═════ Listed entries ═════

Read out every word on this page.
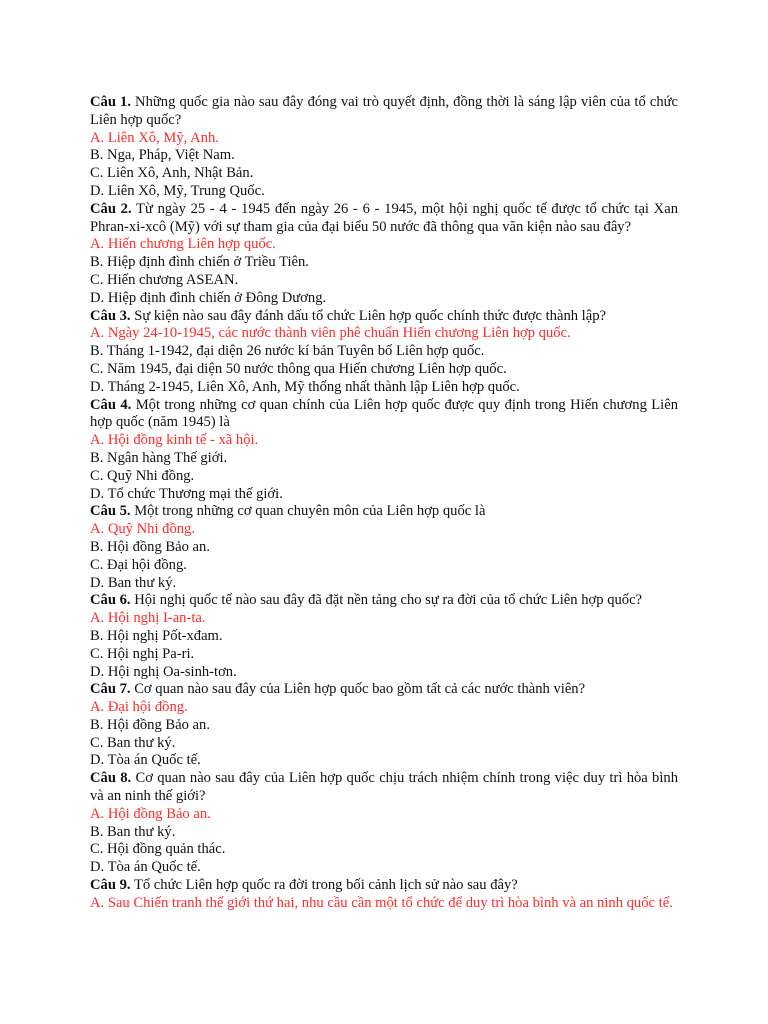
Câu 1. Những quốc gia nào sau đây đóng vai trò quyết định, đồng thời là sáng lập viên của tổ chức Liên hợp quốc?

A. Liên Xô, Mỹ, Anh.

B. Nga, Pháp, Việt Nam.

C. Liên Xô, Anh, Nhật Bản.

D. Liên Xô, Mỹ, Trung Quốc.

Câu 2. Từ ngày 25 - 4 - 1945 đến ngày 26 - 6 - 1945, một hội nghị quốc tế được tổ chức tại Xan Phran-xi-xcô (Mỹ) với sự tham gia của đại biểu 50 nước đã thông qua văn kiện nào sau đây?

A. Hiến chương Liên hợp quốc.

B. Hiệp định đình chiến ở Triều Tiên.

C. Hiến chương ASEAN.

D. Hiệp định đình chiến ở Đông Dương.

Câu 3. Sự kiện nào sau đây đánh dấu tổ chức Liên hợp quốc chính thức được thành lập?

A. Ngày 24-10-1945, các nước thành viên phê chuẩn Hiến chương Liên hợp quốc.

B. Tháng 1-1942, đại diện 26 nước kí bản Tuyên bố Liên hợp quốc.

C. Năm 1945, đại diện 50 nước thông qua Hiến chương Liên hợp quốc.

D. Tháng 2-1945, Liên Xô, Anh, Mỹ thống nhất thành lập Liên hợp quốc.

Câu 4. Một trong những cơ quan chính của Liên hợp quốc được quy định trong Hiến chương Liên hợp quốc (năm 1945) là

A. Hội đồng kinh tế - xã hội.

B. Ngân hàng Thế giới.

C. Quỹ Nhi đồng.

D. Tổ chức Thương mại thế giới.

Câu 5. Một trong những cơ quan chuyên môn của Liên hợp quốc là

A. Quỹ Nhi đồng.

B. Hội đồng Bảo an.

C. Đại hội đồng.

D. Ban thư ký.

Câu 6. Hội nghị quốc tế nào sau đây đã đặt nền tảng cho sự ra đời của tổ chức Liên hợp quốc?

A. Hội nghị I-an-ta.

B. Hội nghị Pốt-xđam.

C. Hội nghị Pa-ri.

D. Hội nghị Oa-sinh-tơn.

Câu 7. Cơ quan nào sau đây của Liên hợp quốc bao gồm tất cả các nước thành viên?

A. Đại hội đồng.

B. Hội đồng Bảo an.

C. Ban thư ký.

D. Tòa án Quốc tế.

Câu 8. Cơ quan nào sau đây của Liên hợp quốc chịu trách nhiệm chính trong việc duy trì hòa bình và an ninh thế giới?

A. Hội đồng Bảo an.

B. Ban thư ký.

C. Hội đồng quản thác.

D. Tòa án Quốc tế.

Câu 9. Tổ chức Liên hợp quốc ra đời trong bối cảnh lịch sử nào sau đây?

A. Sau Chiến tranh thế giới thứ hai, nhu cầu cần một tổ chức để duy trì hòa bình và an ninh quốc tế.
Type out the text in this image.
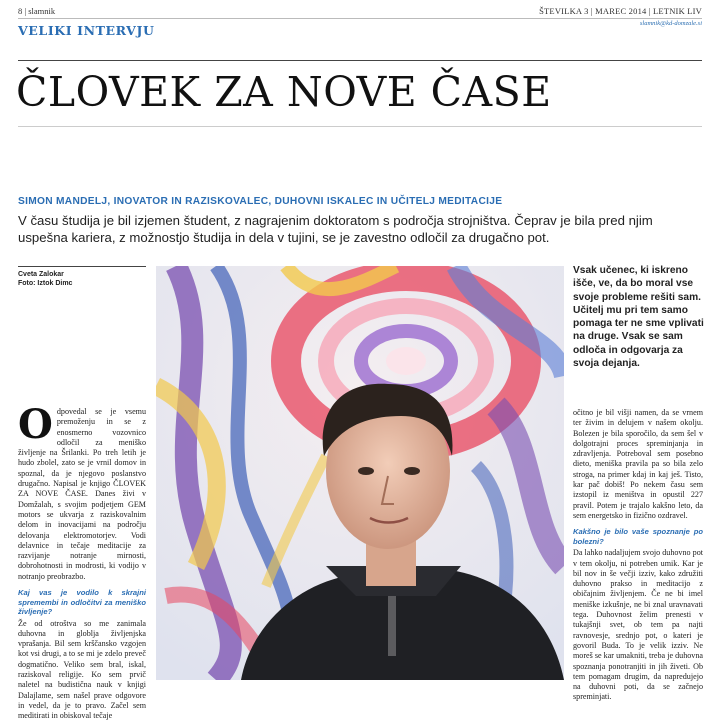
8 | slamnik	ŠTEVILKA 3 | MAREC 2014 | LETNIK LIV
slamnik@kd-domzale.si
VELIKI INTERVJU
ČLOVEK ZA NOVE ČASE
SIMON MANDELJ, INOVATOR IN RAZISKOVALEC, DUHOVNI ISKALEC IN UČITELJ MEDITACIJE
V času študija je bil izjemen študent, z nagrajenim doktoratom s področja strojništva. Čeprav je bila pred njim uspešna kariera, z možnostjo študija in dela v tujini, se je zavestno odločil za drugačno pot.
Cveta Zalokar
Foto: Iztok Dimc
Vsak učenec, ki iskreno išče, ve, da bo moral vse svoje probleme rešiti sam. Učitelj mu pri tem samo pomaga ter ne sme vplivati na druge. Vsak se sam odloča in odgovarja za svoja dejanja.
O dpovedal se je vsemu premoženju in se z enosmerno vozovnico odločil za meniško življenje na Šrilanki. Po treh letih je hudo zbolel, zato se je vrnil domov in spoznal, da je njegovo poslanstvo drugačno. Napisal je knjigo ČLOVEK ZA NOVE ČASE. Danes živi v Domžalah, s svojim podjetjem GEM motors se ukvarja z raziskovalnim delom in inovacijami na področju delovanja elektromotorjev. Vodi delavnice in tečaje meditacije za razvijanje notranje mirnosti, dobrohotnosti in modrosti, ki vodijo v notranjo preobrazbo.

Kaj vas je vodilo k skrajni spremembi in odločitvi za meniško življenje?

Že od otroštva so me zanimala duhovna in globlja življenjska vprašanja. Bil sem krščansko vzgojen kot vsi drugi, a to se mi je zdelo preveč dogmatično. Veliko sem bral, iskal, raziskoval religije. Ko sem prvič naletel na budistična nauk v knjigi Dalajlame, sem našel prave odgovore in vedel, da je to pravo. Začel sem meditirati in obiskoval tečaje

očitno je bil višji namen, da se vrnem ter živim in delujem v našem okolju. Bolezen je bila sporočilo, da sem šel v dolgotrajni proces spreminjanja in zdravljenja. Potreboval sem posebno dieto, meniška pravila pa so bila zelo stroga, na primer kdaj in kaj ješ. Tisto, kar pač dobiš! Po nekem času sem izstopil iz meništva in opustil 227 pravil. Potem je trajalo kakšno leto, da sem energetsko in fizično ozdravel.

Kakšno je bilo vaše spoznanje po bolezni?

Da lahko nadaljujem svojo duhovno pot v tem okolju, ni potreben umik. Kar je bil nov in še večji izziv, kako združiti duhovno prakso in meditacijo z običajnim življenjem. Če ne bi imel meniške izkušnje, ne bi znal uravnavati tega. Duhovnost želim prenesti v tukajšnji svet, ob tem pa najti ravnovesje, srednjo pot, o kateri je govoril Buda. To je velik izziv. Ne moreš se kar umakniti, treba je duhovna spoznanja ponotranjiti in jih živeti. Ob tem pomagam drugim, da napredujejo na duhovni poti, da se začnejo spreminjati.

═════

*Directive*: Repeat each entry precisely as it appears. Leave the pictures out.

*The answer*:
Read out every word on this page.
Câu 1. Những quốc gia nào sau đây đóng vai trò quyết định, đồng thời là sáng lập viên của tổ chức Liên hợp quốc?

A. Liên Xô, Mỹ, Anh.

B. Nga, Pháp, Việt Nam.

C. Liên Xô, Anh, Nhật Bản.

D. Liên Xô, Mỹ, Trung Quốc.

Câu 2. Từ ngày 25 - 4 - 1945 đến ngày 26 - 6 - 1945, một hội nghị quốc tế được tổ chức tại Xan Phran-xi-xcô (Mỹ) với sự tham gia của đại biểu 50 nước đã thông qua văn kiện nào sau đây?

A. Hiến chương Liên hợp quốc.

B. Hiệp định đình chiến ở Triều Tiên.

C. Hiến chương ASEAN.

D. Hiệp định đình chiến ở Đông Dương.

Câu 3. Sự kiện nào sau đây đánh dấu tổ chức Liên hợp quốc chính thức được thành lập?

A. Ngày 24-10-1945, các nước thành viên phê chuẩn Hiến chương Liên hợp quốc.

B. Tháng 1-1942, đại diện 26 nước kí bản Tuyên bố Liên hợp quốc.

C. Năm 1945, đại diện 50 nước thông qua Hiến chương Liên hợp quốc.

D. Tháng 2-1945, Liên Xô, Anh, Mỹ thống nhất thành lập Liên hợp quốc.

Câu 4. Một trong những cơ quan chính của Liên hợp quốc được quy định trong Hiến chương Liên hợp quốc (năm 1945) là

A. Hội đồng kinh tế - xã hội.

B. Ngân hàng Thế giới.

C. Quỹ Nhi đồng.

D. Tổ chức Thương mại thế giới.

Câu 5. Một trong những cơ quan chuyên môn của Liên hợp quốc là

A. Quỹ Nhi đồng.

B. Hội đồng Bảo an.

C. Đại hội đồng.

D. Ban thư ký.

Câu 6. Hội nghị quốc tế nào sau đây đã đặt nền tảng cho sự ra đời của tổ chức Liên hợp quốc?

A. Hội nghị I-an-ta.

B. Hội nghị Pốt-xđam.

C. Hội nghị Pa-ri.

D. Hội nghị Oa-sinh-tơn.

Câu 7. Cơ quan nào sau đây của Liên hợp quốc bao gồm tất cả các nước thành viên?

A. Đại hội đồng.

B. Hội đồng Bảo an.

C. Ban thư ký.

D. Tòa án Quốc tế.

Câu 8. Cơ quan nào sau đây của Liên hợp quốc chịu trách nhiệm chính trong việc duy trì hòa bình và an ninh thế giới?

A. Hội đồng Bảo an.

B. Ban thư ký.

C. Hội đồng quản thác.

D. Tòa án Quốc tế.

Câu 9. Tổ chức Liên hợp quốc ra đời trong bối cảnh lịch sử nào sau đây?

A. Sau Chiến tranh thế giới thứ hai, nhu cầu cần một tổ chức để duy trì hòa bình và an ninh quốc tế.
Type out the text in this image.
8 | slamnik	ŠTEVILKA 3 | MAREC 2014 | LETNIK LIV
slamnik@kd-domzale.si
VELIKI INTERVJU
ČLOVEK ZA NOVE ČASE
SIMON MANDELJ, INOVATOR IN RAZISKOVALEC, DUHOVNI ISKALEC IN UČITELJ MEDITACIJE
V času študija je bil izjemen študent, z nagrajenim doktoratom s področja strojništva. Čeprav je bila pred njim uspešna kariera, z možnostjo študija in dela v tujini, se je zavestno odločil za drugačno pot.
Cveta Zalokar
Foto: Iztok Dimc
Vsak učenec, ki iskreno išče, ve, da bo moral vse svoje probleme rešiti sam. Učitelj mu pri tem samo pomaga ter ne sme vplivati na druge. Vsak se sam odloča in odgovarja za svoja dejanja.
O dpovedal se je vsemu premoženju in se z enosmerno vozovnico odločil za meniško življenje na Šrilanki. Po treh letih je hudo zbolel, zato se je vrnil domov in spoznal, da je njegovo poslanstvo drugačno. Napisal je knjigo ČLOVEK ZA NOVE ČASE. Danes živi v Domžalah, s svojim podjetjem GEM motors se ukvarja z raziskovalnim delom in inovacijami na področju delovanja elektromotorjev. Vodi delavnice in tečaje meditacije za razvijanje notranje mirnosti, dobrohotnosti in modrosti, ki vodijo v notranjo preobrazbo.

Kaj vas je vodilo k skrajni spremembi in odločitvi za meniško življenje?

Že od otroštva so me zanimala duhovna in globlja življenjska vprašanja. Bil sem krščansko vzgojen kot vsi drugi, a to se mi je zdelo preveč dogmatično. Veliko sem bral, iskal, raziskoval religije. Ko sem prvič naletel na budistična nauk v knjigi Dalajlame, sem našel prave odgovore in vedel, da je to pravo. Začel sem meditirati in obiskoval tečaje

očitno je bil višji namen, da se vrnem ter živim in delujem v našem okolju. Bolezen je bila sporočilo, da sem šel v dolgotrajni proces spreminjanja in zdravljenja. Potreboval sem posebno dieto, meniška pravila pa so bila zelo stroga, na primer kdaj in kaj ješ. Tisto, kar pač dobiš! Po nekem času sem izstopil iz meništva in opustil 227 pravil. Potem je trajalo kakšno leto, da sem energetsko in fizično ozdravel.

Kakšno je bilo vaše spoznanje po bolezni?

Da lahko nadaljujem svojo duhovno pot v tem okolju, ni potreben umik. Kar je bil nov in še večji izziv, kako združiti duhovno prakso in meditacijo z običajnim življenjem. Če ne bi imel meniške izkušnje, ne bi znal uravnavati tega. Duhovnost želim prenesti v tukajšnji svet, ob tem pa najti ravnovesje, srednjo pot, o kateri je govoril Buda. To je velik izziv. Ne moreš se kar umakniti, treba je duhovna spoznanja ponotranjiti in jih živeti. Ob tem pomagam drugim, da napredujejo na duhovni poti, da se začnejo spreminjati.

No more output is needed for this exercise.